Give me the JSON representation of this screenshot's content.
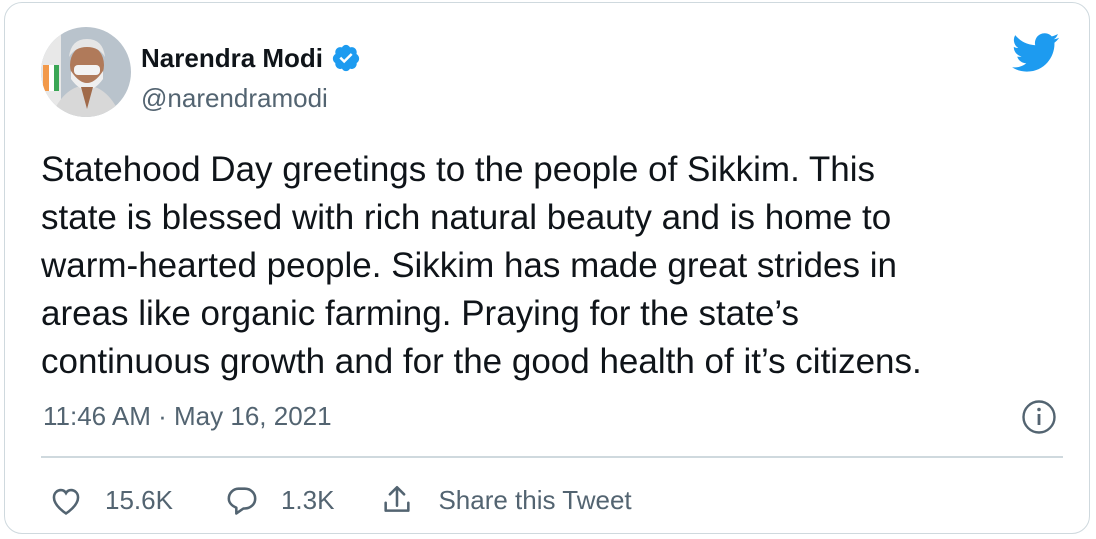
{
  "author": {
    "name": "Narendra Modi",
    "handle": "@narendramodi",
    "verified": true,
    "avatar_icon": "avatar-photo"
  },
  "tweet": {
    "text": "Statehood Day greetings to the people of Sikkim. This\nstate is blessed with rich natural beauty and is home to\nwarm-hearted people. Sikkim has made great strides in\nareas like organic farming. Praying for the state’s\ncontinuous growth and for the good health of it’s citizens.",
    "timestamp": "11:46 AM · May 16, 2021"
  },
  "actions": {
    "like_count": "15.6K",
    "reply_count": "1.3K",
    "share_label": "Share this Tweet"
  },
  "colors": {
    "twitter_blue": "#1d9bf0",
    "text_primary": "#0f1419",
    "text_secondary": "#536471",
    "border": "#cfd9de"
  }
}
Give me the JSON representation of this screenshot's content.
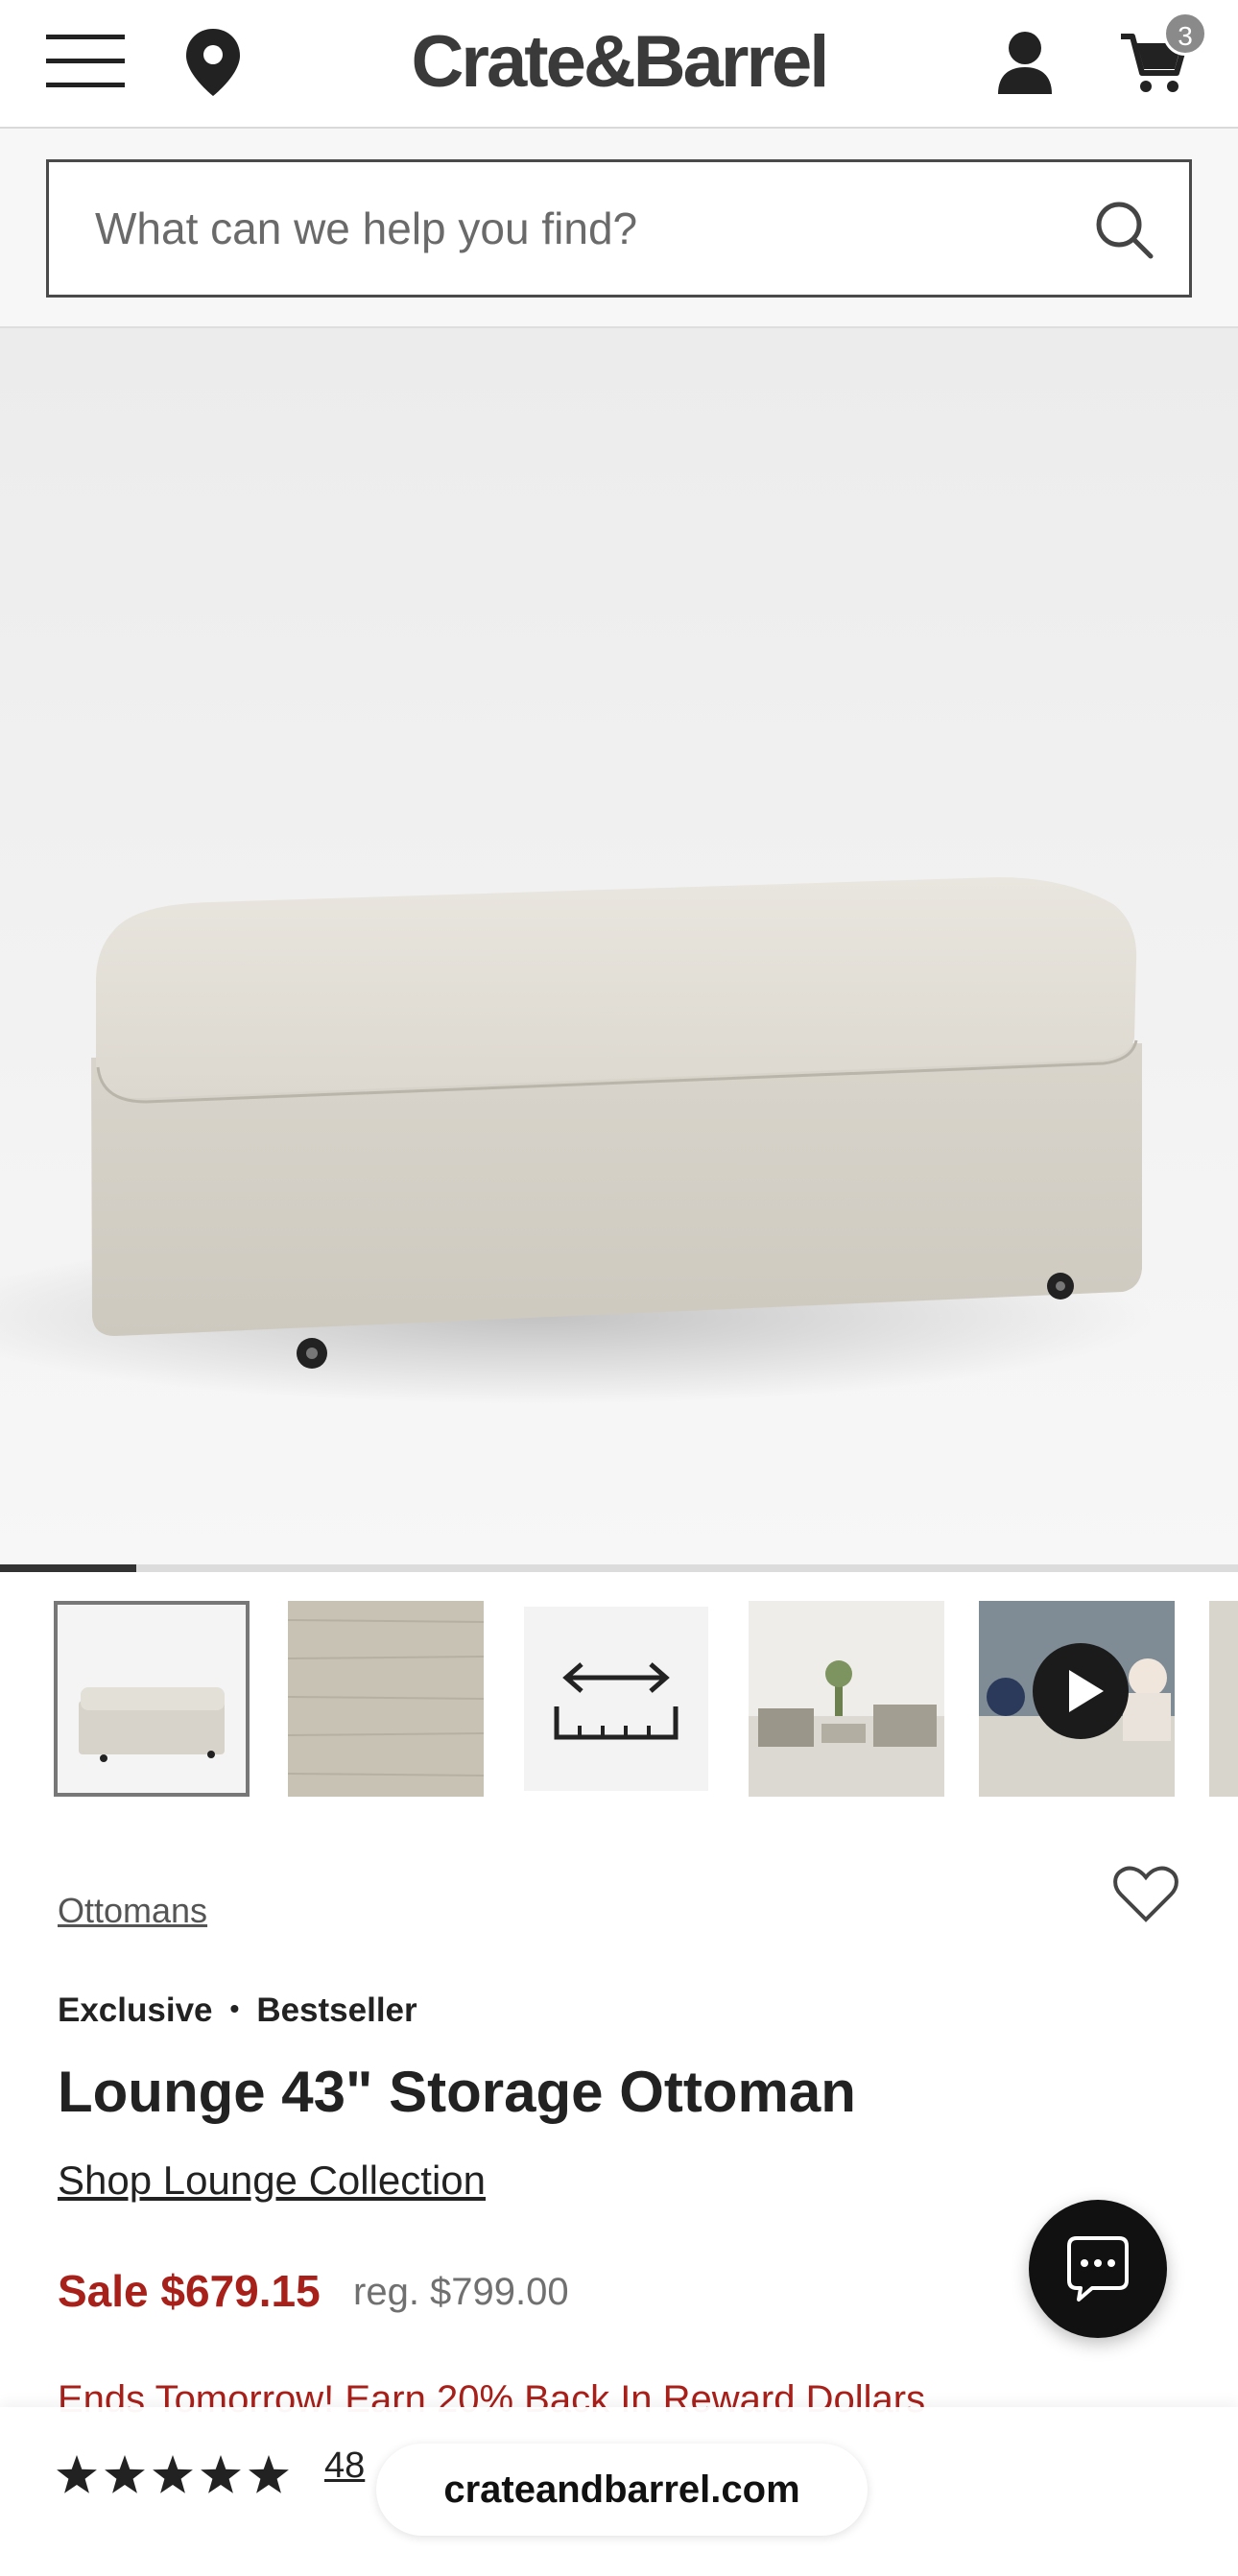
{
  "header": {
    "logo_text": "Crate&Barrel",
    "cart_count": "3",
    "icons": [
      "menu-icon",
      "location-pin-icon",
      "account-icon",
      "cart-icon"
    ]
  },
  "search": {
    "placeholder": "What can we help you find?"
  },
  "gallery": {
    "image_progress": 0.11,
    "thumbnails": [
      "product-photo",
      "fabric-swatch",
      "dimensions",
      "room-scene",
      "video"
    ]
  },
  "product": {
    "category": "Ottomans",
    "badges": [
      "Exclusive",
      "Bestseller"
    ],
    "title": "Lounge 43\" Storage Ottoman",
    "collection_link": "Shop Lounge Collection",
    "sale_price": "Sale $679.15",
    "regular_price": "reg. $799.00",
    "promo": "Ends Tomorrow! Earn 20% Back In Reward Dollars",
    "rating": 5,
    "review_count": "48"
  },
  "browser": {
    "url": "crateandbarrel.com"
  },
  "colors": {
    "sale_red": "#a8201a",
    "text_dark": "#222222",
    "chat_button": "#111111"
  }
}
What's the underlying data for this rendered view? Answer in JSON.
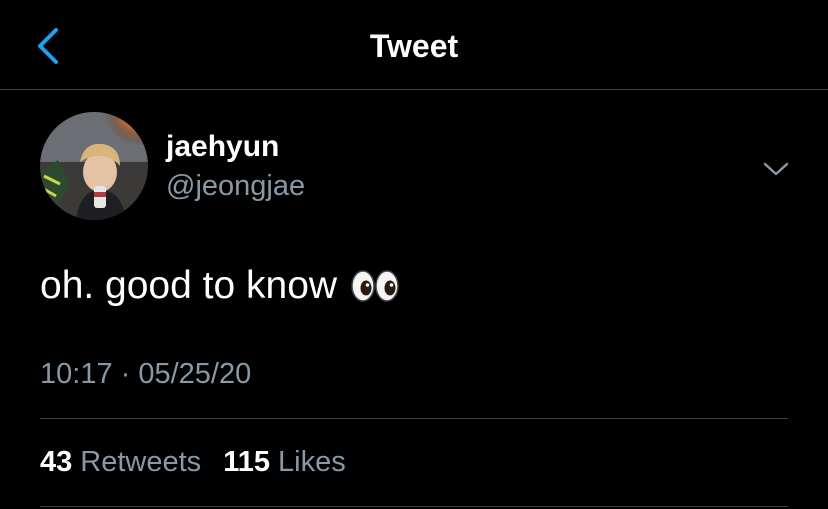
{
  "nav": {
    "back_icon": "chevron-left-icon",
    "title": "Tweet"
  },
  "tweet": {
    "author": {
      "display_name": "jaehyun",
      "handle": "@jeongjae",
      "avatar_icon": "profile-photo"
    },
    "menu_icon": "chevron-down-icon",
    "text": "oh. good to know",
    "emoji": "eyes-emoji",
    "timestamp": "10:17 · 05/25/20",
    "retweets": {
      "count": "43",
      "label": "Retweets"
    },
    "likes": {
      "count": "115",
      "label": "Likes"
    }
  },
  "colors": {
    "background": "#000000",
    "text_primary": "#ffffff",
    "text_secondary": "#8899a6",
    "accent": "#1da1f2",
    "divider": "#38444d"
  }
}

※

[Written exercise] Transcribe the records above exactly, leaving out every picture.

[The output]
Give me the JSON representation of this screenshot's content.
{
  "author": {
    "name": "Narendra Modi",
    "handle": "@narendramodi",
    "verified": true,
    "avatar_icon": "avatar-photo"
  },
  "tweet": {
    "text": "Statehood Day greetings to the people of Sikkim. This\nstate is blessed with rich natural beauty and is home to\nwarm-hearted people. Sikkim has made great strides in\nareas like organic farming. Praying for the state’s\ncontinuous growth and for the good health of it’s citizens.",
    "timestamp": "11:46 AM · May 16, 2021"
  },
  "actions": {
    "like_count": "15.6K",
    "reply_count": "1.3K",
    "share_label": "Share this Tweet"
  },
  "colors": {
    "twitter_blue": "#1d9bf0",
    "text_primary": "#0f1419",
    "text_secondary": "#536471",
    "border": "#cfd9de"
  }
}
Give me the JSON representation of this screenshot's content.
{
  "header": {
    "logo_text": "Crate&Barrel",
    "cart_count": "3",
    "icons": [
      "menu-icon",
      "location-pin-icon",
      "account-icon",
      "cart-icon"
    ]
  },
  "search": {
    "placeholder": "What can we help you find?"
  },
  "gallery": {
    "image_progress": 0.11,
    "thumbnails": [
      "product-photo",
      "fabric-swatch",
      "dimensions",
      "room-scene",
      "video"
    ]
  },
  "product": {
    "category": "Ottomans",
    "badges": [
      "Exclusive",
      "Bestseller"
    ],
    "title": "Lounge 43\" Storage Ottoman",
    "collection_link": "Shop Lounge Collection",
    "sale_price": "Sale $679.15",
    "regular_price": "reg. $799.00",
    "promo": "Ends Tomorrow! Earn 20% Back In Reward Dollars",
    "rating": 5,
    "review_count": "48"
  },
  "browser": {
    "url": "crateandbarrel.com"
  },
  "colors": {
    "sale_red": "#a8201a",
    "text_dark": "#222222",
    "chat_button": "#111111"
  }
}
What's the underlying data for this rendered view? Answer in JSON.
{
  "nav": {
    "back_icon": "chevron-left-icon",
    "title": "Tweet"
  },
  "tweet": {
    "author": {
      "display_name": "jaehyun",
      "handle": "@jeongjae",
      "avatar_icon": "profile-photo"
    },
    "menu_icon": "chevron-down-icon",
    "text": "oh. good to know",
    "emoji": "eyes-emoji",
    "timestamp": "10:17 · 05/25/20",
    "retweets": {
      "count": "43",
      "label": "Retweets"
    },
    "likes": {
      "count": "115",
      "label": "Likes"
    }
  },
  "colors": {
    "background": "#000000",
    "text_primary": "#ffffff",
    "text_secondary": "#8899a6",
    "accent": "#1da1f2",
    "divider": "#38444d"
  }
}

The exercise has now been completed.